#### [Request]
Collect all the lines that mention the word "justify".
— START Information supplied —
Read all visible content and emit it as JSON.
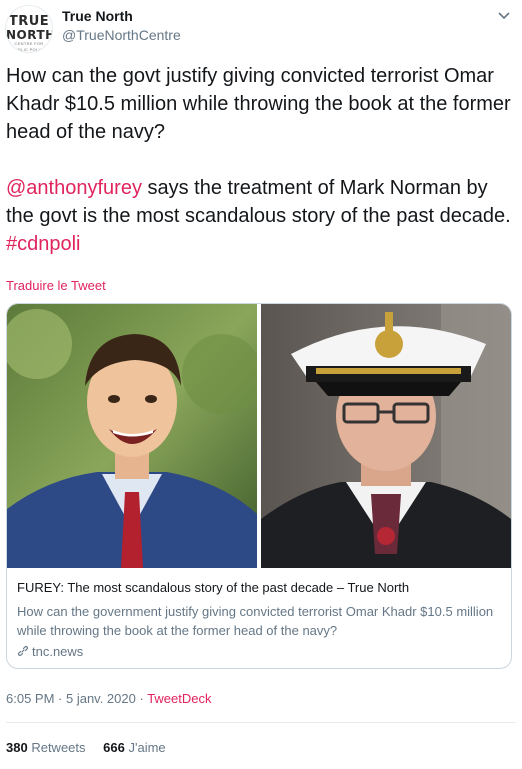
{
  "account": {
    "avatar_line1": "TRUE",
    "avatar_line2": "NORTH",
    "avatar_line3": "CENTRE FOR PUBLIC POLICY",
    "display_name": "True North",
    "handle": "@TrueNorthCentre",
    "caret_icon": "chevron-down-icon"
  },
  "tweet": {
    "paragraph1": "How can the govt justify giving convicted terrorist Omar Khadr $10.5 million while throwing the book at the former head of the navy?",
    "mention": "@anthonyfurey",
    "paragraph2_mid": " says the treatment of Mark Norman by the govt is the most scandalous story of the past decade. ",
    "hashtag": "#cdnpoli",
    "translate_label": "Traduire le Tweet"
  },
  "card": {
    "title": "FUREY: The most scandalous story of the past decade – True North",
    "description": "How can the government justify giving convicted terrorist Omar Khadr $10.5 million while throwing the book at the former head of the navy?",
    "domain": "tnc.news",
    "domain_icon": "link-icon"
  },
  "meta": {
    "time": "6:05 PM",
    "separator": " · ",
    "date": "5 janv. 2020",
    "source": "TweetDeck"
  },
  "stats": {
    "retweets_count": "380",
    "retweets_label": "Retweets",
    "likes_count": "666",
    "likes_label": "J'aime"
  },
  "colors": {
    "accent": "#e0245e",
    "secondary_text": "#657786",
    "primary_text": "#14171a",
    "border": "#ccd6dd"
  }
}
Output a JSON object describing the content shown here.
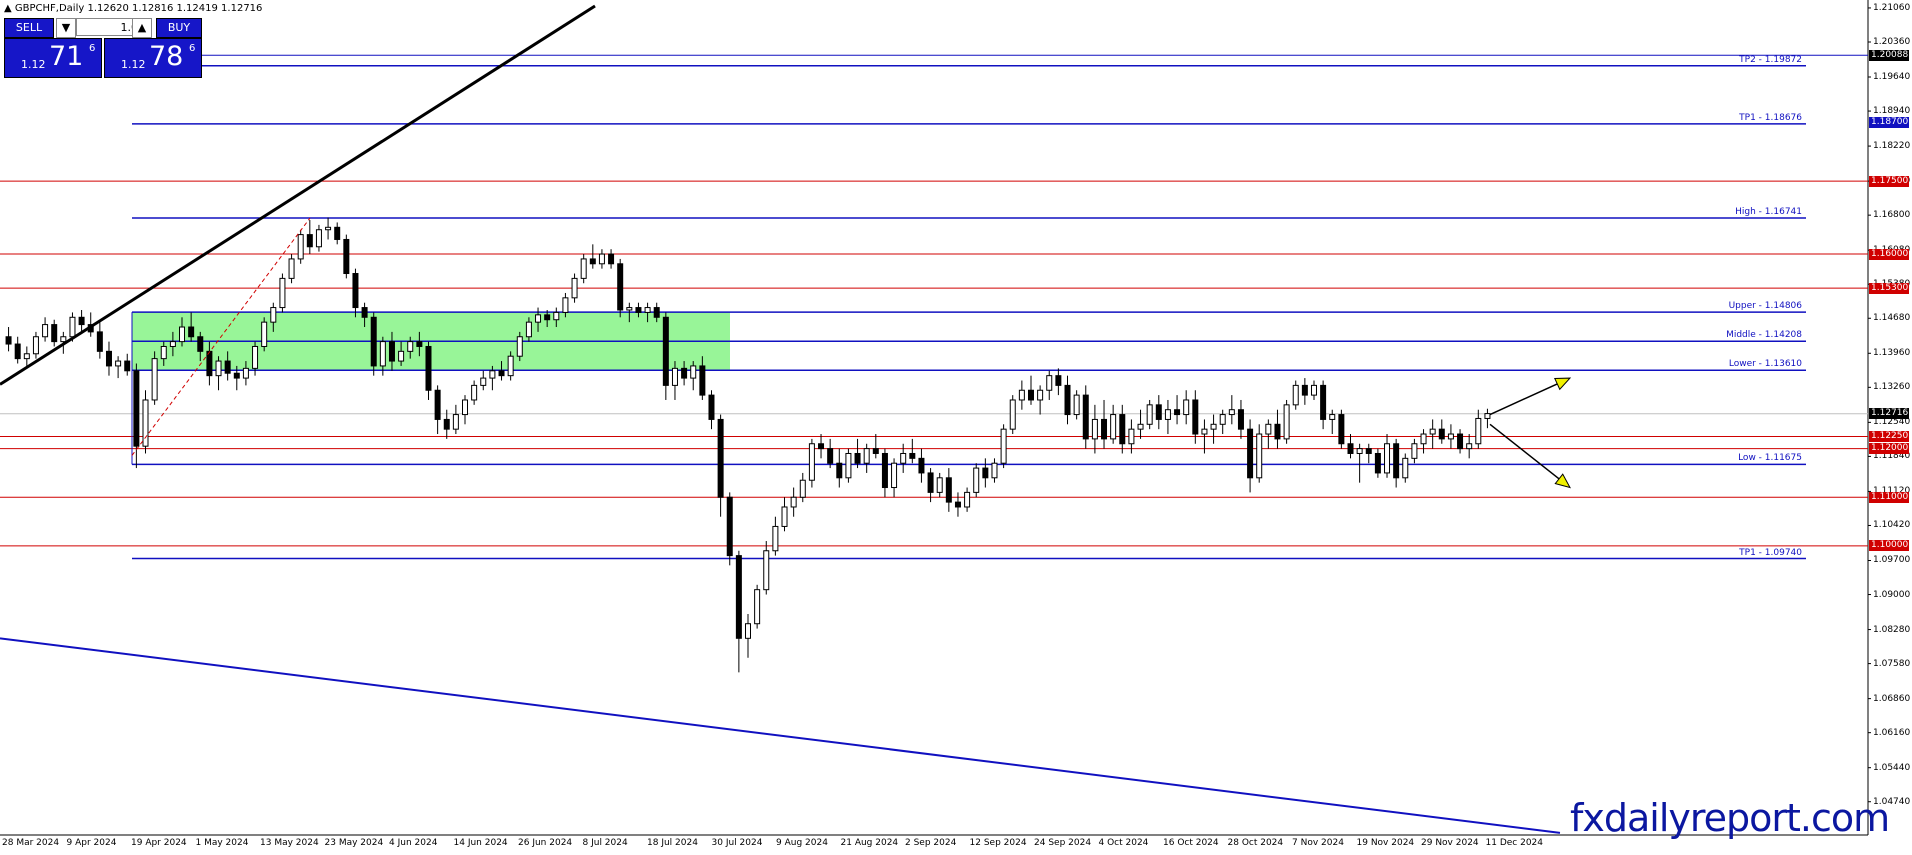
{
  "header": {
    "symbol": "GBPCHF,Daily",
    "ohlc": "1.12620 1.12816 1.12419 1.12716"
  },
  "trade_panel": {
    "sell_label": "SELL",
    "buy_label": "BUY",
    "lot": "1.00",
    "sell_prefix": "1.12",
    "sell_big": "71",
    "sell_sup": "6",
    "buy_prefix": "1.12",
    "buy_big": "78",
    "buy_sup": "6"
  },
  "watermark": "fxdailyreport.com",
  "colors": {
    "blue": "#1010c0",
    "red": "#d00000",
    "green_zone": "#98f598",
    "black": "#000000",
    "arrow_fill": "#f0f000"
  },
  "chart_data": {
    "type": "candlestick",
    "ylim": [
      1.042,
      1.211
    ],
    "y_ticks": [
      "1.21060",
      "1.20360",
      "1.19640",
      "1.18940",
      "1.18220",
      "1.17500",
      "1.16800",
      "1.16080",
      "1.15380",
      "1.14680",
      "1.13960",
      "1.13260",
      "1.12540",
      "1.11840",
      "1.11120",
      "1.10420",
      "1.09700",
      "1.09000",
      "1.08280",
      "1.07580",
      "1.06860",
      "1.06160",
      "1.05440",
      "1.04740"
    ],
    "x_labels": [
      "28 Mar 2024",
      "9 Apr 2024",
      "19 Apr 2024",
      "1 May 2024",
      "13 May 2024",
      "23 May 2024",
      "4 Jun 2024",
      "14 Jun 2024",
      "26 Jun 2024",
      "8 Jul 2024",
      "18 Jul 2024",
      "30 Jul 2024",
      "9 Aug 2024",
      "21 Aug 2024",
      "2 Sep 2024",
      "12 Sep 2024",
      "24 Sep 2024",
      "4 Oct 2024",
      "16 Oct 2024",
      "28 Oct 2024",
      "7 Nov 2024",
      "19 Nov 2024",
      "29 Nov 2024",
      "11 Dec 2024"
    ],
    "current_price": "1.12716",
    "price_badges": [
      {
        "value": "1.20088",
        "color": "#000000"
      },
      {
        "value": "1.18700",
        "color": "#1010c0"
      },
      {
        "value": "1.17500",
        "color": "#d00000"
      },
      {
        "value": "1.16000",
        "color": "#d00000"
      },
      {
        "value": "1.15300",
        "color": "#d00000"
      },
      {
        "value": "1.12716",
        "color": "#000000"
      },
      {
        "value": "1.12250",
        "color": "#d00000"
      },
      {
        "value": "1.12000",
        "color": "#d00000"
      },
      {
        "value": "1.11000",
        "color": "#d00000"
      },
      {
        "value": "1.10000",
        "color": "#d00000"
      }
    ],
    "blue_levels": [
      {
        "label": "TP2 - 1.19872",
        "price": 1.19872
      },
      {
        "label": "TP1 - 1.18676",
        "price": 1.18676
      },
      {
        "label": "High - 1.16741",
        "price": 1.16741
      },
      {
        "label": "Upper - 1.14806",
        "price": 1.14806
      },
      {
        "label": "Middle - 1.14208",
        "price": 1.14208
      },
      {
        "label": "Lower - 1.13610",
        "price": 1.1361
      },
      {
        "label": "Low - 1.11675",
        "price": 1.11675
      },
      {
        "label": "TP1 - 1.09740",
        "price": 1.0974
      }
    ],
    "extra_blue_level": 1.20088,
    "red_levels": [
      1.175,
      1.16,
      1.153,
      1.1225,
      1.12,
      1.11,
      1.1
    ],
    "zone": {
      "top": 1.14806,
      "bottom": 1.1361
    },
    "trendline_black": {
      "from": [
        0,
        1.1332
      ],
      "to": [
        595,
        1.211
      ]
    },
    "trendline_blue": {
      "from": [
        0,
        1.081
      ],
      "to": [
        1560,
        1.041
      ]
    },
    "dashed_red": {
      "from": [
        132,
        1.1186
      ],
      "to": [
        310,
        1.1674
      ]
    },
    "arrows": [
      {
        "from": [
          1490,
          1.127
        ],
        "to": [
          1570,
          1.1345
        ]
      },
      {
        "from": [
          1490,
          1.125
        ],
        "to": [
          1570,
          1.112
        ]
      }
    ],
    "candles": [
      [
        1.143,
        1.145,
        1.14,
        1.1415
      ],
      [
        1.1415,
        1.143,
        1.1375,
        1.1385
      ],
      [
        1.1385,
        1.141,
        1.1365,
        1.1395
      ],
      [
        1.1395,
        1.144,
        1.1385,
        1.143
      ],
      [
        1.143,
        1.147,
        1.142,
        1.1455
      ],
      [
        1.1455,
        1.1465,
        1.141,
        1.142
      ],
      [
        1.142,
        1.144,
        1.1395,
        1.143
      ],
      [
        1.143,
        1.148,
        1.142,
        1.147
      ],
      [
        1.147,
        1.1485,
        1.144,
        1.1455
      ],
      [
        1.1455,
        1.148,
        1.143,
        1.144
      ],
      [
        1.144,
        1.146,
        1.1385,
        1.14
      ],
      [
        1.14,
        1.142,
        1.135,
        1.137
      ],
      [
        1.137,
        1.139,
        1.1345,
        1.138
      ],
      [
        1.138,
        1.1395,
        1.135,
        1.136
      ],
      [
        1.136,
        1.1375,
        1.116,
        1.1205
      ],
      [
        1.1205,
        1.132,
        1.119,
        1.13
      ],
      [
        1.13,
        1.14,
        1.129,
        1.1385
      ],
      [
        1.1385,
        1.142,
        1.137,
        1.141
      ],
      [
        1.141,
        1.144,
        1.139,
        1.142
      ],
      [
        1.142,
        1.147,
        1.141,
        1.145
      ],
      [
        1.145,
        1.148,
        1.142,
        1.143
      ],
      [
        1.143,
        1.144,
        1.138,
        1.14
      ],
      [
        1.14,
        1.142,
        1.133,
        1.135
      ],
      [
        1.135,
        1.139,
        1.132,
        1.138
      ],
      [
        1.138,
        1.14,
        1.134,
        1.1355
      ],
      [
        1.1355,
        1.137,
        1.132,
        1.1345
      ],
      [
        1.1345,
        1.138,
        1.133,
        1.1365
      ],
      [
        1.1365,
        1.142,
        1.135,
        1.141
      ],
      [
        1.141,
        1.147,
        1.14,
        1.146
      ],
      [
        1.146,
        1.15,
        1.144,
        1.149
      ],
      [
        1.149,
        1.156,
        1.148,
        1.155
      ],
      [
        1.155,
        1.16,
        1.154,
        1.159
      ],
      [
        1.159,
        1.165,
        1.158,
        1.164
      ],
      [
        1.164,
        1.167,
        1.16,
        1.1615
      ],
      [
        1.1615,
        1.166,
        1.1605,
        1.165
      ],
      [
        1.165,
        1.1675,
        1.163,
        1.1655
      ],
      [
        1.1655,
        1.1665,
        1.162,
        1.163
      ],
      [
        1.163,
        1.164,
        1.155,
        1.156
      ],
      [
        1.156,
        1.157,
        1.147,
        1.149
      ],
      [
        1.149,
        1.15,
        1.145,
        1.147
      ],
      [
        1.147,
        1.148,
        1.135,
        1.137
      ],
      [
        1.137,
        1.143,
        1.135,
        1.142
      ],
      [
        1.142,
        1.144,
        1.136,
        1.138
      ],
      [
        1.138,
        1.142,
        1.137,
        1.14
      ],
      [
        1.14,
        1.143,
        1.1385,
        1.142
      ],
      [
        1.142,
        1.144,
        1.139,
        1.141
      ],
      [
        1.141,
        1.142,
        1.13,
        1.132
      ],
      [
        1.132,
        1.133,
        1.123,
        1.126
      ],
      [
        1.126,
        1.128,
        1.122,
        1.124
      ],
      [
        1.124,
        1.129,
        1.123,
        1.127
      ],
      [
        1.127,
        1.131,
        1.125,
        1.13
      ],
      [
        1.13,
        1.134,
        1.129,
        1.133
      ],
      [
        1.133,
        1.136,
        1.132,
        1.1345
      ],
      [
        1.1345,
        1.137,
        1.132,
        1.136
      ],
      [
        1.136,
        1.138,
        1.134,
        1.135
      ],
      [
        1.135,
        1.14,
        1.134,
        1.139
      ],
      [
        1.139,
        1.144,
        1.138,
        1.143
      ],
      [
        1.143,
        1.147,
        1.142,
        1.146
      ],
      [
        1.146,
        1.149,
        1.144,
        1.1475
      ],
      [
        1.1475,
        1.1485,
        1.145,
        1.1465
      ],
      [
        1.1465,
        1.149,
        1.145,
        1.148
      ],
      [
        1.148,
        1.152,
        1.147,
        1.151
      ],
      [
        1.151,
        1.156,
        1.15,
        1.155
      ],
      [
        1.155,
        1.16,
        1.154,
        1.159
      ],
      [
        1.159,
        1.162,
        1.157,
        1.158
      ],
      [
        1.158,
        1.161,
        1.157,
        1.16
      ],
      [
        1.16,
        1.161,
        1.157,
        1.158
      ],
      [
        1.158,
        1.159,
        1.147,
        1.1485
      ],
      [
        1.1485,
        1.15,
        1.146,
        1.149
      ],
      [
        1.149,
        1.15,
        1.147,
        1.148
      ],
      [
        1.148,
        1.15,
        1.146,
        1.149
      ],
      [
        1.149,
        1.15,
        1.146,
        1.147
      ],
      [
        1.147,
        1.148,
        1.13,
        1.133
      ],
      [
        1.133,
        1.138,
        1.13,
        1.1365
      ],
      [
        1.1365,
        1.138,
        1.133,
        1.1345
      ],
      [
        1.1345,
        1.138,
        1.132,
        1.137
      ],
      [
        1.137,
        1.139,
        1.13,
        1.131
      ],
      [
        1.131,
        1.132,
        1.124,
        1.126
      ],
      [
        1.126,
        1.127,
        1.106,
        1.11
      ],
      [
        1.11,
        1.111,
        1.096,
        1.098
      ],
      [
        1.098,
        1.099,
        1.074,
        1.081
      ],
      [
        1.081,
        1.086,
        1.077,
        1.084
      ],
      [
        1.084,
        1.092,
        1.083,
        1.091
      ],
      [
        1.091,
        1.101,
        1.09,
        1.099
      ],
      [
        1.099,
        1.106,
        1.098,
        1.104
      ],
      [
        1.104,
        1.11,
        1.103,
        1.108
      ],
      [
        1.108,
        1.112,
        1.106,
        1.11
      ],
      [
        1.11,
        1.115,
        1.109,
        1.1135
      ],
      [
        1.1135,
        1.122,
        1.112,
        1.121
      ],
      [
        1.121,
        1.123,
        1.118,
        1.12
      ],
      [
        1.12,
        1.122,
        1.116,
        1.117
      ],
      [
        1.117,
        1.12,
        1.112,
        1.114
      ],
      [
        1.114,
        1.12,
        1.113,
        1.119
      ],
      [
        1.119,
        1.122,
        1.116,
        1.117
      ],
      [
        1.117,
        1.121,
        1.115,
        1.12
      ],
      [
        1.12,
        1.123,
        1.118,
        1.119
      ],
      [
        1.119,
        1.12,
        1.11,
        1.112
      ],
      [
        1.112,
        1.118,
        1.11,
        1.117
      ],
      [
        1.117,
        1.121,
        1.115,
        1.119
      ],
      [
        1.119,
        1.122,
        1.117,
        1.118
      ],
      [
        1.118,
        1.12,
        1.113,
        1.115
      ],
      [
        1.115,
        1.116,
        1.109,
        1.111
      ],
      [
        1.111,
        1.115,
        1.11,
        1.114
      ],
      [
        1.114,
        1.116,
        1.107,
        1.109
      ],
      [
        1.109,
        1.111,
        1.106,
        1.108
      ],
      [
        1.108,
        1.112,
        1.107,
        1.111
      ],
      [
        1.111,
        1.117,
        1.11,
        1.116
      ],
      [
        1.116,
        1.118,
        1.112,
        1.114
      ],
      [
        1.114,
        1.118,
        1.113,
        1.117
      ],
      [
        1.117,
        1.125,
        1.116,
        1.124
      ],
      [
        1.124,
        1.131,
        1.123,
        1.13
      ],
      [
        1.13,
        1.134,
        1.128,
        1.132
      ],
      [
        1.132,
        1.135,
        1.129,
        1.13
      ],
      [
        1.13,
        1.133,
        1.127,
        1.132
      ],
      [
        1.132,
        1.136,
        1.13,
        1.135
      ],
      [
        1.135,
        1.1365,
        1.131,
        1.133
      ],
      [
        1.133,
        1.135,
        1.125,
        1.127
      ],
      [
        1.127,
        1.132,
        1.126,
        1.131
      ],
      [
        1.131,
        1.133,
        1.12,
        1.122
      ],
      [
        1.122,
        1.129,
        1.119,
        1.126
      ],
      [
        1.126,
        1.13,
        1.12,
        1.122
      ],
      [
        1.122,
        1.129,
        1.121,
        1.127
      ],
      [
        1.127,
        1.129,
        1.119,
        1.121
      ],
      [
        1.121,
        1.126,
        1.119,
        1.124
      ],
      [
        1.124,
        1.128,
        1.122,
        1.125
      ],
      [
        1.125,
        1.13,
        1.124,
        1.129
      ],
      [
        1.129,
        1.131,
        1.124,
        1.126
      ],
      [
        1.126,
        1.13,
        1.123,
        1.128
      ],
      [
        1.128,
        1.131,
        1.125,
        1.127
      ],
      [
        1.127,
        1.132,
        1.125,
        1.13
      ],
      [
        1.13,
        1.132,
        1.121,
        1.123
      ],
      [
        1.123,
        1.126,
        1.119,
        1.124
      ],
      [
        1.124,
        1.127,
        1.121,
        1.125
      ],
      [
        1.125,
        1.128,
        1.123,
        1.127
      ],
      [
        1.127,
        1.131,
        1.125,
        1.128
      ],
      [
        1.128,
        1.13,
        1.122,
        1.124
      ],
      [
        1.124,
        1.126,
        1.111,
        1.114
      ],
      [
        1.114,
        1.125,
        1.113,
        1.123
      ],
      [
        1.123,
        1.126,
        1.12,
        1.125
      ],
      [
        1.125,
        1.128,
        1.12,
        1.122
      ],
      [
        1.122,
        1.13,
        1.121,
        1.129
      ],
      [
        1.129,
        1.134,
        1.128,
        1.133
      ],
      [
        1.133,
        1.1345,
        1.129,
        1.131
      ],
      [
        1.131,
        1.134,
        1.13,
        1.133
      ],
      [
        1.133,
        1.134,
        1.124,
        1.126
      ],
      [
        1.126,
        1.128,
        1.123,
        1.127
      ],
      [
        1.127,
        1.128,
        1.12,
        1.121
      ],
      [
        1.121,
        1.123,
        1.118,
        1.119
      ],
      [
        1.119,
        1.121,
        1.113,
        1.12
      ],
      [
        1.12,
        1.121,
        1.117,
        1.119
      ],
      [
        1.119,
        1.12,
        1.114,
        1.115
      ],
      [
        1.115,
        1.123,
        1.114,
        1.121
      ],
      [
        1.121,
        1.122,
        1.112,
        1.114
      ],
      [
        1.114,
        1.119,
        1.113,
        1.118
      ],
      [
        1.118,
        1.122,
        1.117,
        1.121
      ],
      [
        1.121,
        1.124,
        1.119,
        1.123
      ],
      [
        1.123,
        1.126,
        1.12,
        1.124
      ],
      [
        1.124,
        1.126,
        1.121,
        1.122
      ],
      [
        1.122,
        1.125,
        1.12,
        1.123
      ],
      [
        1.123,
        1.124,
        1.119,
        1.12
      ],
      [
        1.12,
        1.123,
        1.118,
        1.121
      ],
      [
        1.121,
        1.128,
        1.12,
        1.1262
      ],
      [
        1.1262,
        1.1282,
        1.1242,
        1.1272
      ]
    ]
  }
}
— END Information supplied —
#### [Response to the task]
    "paragraph1": "How can the govt justify giving convicted terrorist Omar Khadr $10.5 million while throwing the book at the former head of the navy?",
    "description": "How can the government justify giving convicted terrorist Omar Khadr $10.5 million while throwing the book at the former head of the navy?",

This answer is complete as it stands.